++++ Provided material ++++

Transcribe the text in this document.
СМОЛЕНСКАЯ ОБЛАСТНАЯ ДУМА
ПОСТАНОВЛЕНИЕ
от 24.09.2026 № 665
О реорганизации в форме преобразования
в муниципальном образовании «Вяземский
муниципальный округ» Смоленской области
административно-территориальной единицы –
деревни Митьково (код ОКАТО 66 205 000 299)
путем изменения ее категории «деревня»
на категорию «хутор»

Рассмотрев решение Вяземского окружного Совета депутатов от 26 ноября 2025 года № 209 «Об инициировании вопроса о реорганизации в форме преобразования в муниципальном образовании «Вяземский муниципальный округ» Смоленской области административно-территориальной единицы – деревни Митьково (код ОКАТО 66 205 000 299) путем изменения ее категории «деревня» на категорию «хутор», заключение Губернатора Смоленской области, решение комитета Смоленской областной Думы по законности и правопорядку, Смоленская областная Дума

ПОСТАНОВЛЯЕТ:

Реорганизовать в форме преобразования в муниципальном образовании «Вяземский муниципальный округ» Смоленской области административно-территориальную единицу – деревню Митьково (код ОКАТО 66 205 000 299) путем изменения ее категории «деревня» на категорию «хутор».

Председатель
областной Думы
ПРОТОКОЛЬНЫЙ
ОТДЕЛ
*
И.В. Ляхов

++++

## Set problem
Pick out every line above that holds the word "Думы" and copy it.

## Solution to the problem
Рассмотрев решение Вяземского окружного Совета депутатов от 26 ноября 2025 года № 209 «Об инициировании вопроса о реорганизации в форме преобразования в муниципальном образовании «Вяземский муниципальный округ» Смоленской области административно-территориальной единицы – деревни Митьково (код ОКАТО 66 205 000 299) путем изменения ее категории «деревня» на категорию «хутор», заключение Губернатора Смоленской области, решение комитета Смоленской областной Думы по законности и правопорядку, Смоленская областная Дума
областной Думы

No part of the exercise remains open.